On January 23, 2023, the Company issued a public press release (the “Press Release”)—of which the Agent and Purchasers were not made aware prior to its issuance— asserting that the Company had reached a deal to sell its principal assets, KNLA-CD and KNET-CD, Los Angeles, and KVVV-LD Houston for an undisclosed sales price. These assets constitute a substantial portion of the Agent’s and Purchasers’ Collateral and the sale of these assets, without the Agent’s and Purchasers’ consent is in plain contravention of the Transaction Documents. Further, as a result of the Company’s Press Release indicating its intention to sell certain of the Stations, the Agent has learned that certain contract counterparties have cancelled their contracts with one or more of these Stations causing irreparable harm and damages to the Collateral. In light of the Company’s public notice of their intent to materially breach the terms of the Transaction Documents through the sale of Collateral without the Agent and Purchases’ consent, the Agent and Purchasers must exercise their rights and remedies against the Company, Sovryn, the Limited Guarantors, and the Pledgors under the Notes, Security Agreement, Limited Guaranty, Limited Pledge Agreement, and affiliated documents to protect their Collateral.
============
**Do this**
Condense the paragraph beginning "On January 23, 2023, the Company issued" in the passage on the station sale into a bulleted list that keeps its main facts.
============
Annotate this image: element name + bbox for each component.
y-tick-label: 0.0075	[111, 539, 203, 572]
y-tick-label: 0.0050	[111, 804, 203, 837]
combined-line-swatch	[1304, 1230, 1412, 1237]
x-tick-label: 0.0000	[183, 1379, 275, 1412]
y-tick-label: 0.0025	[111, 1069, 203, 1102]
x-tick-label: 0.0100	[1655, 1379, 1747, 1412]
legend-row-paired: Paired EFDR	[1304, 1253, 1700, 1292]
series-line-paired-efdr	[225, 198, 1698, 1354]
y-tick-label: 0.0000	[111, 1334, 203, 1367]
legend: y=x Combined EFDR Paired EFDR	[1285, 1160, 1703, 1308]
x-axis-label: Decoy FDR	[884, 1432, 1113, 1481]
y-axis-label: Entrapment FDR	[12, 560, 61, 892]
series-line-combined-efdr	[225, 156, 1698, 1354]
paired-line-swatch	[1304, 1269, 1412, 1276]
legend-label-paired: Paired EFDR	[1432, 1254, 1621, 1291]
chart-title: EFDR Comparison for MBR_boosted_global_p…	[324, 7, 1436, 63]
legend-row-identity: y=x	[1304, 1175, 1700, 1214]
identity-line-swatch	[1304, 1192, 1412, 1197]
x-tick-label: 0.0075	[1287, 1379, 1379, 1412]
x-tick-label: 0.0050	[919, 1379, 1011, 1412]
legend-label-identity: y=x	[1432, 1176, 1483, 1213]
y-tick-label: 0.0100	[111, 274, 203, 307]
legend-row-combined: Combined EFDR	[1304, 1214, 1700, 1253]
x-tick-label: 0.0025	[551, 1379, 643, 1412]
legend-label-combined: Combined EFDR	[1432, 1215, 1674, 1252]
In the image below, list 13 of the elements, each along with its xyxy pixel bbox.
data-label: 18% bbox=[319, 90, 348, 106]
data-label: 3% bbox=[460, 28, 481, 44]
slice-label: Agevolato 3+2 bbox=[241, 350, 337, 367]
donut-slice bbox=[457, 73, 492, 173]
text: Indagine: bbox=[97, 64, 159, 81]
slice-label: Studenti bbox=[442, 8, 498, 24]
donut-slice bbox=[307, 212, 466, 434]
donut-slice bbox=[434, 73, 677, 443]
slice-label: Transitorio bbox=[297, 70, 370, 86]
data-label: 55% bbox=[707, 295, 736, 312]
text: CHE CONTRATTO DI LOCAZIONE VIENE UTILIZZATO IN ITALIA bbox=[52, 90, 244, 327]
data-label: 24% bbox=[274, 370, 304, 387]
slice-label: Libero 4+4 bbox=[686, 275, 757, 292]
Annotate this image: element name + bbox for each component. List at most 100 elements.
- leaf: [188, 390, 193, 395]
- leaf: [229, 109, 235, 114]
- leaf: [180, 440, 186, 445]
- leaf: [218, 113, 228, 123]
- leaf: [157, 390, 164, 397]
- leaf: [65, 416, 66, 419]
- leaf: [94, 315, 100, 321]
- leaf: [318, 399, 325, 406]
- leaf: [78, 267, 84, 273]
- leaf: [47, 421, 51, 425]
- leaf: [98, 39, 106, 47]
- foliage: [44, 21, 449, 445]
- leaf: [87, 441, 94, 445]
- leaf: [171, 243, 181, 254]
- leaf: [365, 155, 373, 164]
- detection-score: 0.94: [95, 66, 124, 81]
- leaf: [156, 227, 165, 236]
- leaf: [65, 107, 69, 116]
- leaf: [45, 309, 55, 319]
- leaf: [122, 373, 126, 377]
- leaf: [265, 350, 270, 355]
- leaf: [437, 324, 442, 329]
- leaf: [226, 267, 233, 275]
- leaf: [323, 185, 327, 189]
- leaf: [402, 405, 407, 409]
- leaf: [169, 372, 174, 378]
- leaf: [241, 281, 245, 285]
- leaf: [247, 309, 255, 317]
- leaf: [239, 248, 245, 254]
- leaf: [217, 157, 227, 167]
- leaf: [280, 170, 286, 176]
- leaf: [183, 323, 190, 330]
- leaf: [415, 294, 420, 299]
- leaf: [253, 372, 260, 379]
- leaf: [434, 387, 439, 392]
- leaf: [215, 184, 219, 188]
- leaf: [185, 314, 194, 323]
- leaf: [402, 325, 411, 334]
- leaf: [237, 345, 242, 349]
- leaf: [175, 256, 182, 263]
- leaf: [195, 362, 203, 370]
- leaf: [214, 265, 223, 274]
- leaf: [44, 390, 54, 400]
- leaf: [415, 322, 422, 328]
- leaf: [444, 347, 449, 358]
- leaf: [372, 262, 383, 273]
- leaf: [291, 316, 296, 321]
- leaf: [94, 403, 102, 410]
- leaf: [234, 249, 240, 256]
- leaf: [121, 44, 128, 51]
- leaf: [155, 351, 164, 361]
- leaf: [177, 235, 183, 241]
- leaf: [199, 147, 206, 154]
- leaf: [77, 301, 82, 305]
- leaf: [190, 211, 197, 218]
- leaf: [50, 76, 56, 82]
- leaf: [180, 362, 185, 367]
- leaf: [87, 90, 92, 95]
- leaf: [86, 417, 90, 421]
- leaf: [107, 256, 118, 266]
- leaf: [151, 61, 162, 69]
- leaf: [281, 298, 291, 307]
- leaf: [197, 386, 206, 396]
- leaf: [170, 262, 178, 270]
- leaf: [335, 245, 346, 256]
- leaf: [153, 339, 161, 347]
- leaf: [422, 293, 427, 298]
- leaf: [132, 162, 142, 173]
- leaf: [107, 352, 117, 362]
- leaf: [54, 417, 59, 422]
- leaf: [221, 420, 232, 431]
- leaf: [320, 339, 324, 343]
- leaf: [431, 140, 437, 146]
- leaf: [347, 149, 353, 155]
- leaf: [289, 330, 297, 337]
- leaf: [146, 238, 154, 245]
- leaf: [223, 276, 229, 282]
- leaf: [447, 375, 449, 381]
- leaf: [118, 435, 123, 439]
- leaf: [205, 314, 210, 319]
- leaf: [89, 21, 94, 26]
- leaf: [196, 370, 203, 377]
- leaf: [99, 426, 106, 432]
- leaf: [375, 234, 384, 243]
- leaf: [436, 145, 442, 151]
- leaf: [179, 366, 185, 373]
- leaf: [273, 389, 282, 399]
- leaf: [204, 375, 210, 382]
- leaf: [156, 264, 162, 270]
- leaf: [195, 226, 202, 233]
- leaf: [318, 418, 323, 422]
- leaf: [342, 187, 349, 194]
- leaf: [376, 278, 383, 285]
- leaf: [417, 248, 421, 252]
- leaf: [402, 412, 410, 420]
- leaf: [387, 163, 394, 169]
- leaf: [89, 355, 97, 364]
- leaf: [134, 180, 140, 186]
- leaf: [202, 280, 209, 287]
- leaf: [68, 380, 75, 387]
============
**Reply**
- On January 23, 2023, the Company issued a press release, without first informing the Agent and Purchasers, announcing a deal to sell its principal assets (KNLA-CD and KNET-CD, Los Angeles, and KVVV-LD Houston) for an undisclosed price.
- These assets are a substantial portion of the Agent's and Purchasers' Collateral. Selling them without consent plainly contravenes the Transaction Documents.
- After the press release, certain contract counterparties cancelled contracts with one or more of the Stations, causing irreparable harm and damages to the Collateral.
- Because of the Company's public notice of its intent to materially breach the Transaction Documents, the Agent and Purchasers must exercise their rights and remedies to protect the Collateral. These rights and remedies arise under the Notes, Security Agreement, Limited Guaranty, Limited Pledge Agreement, and affiliated documents. They will be exercised against the Company, Sovryn, the Limited Guarantors, and the Pledgors.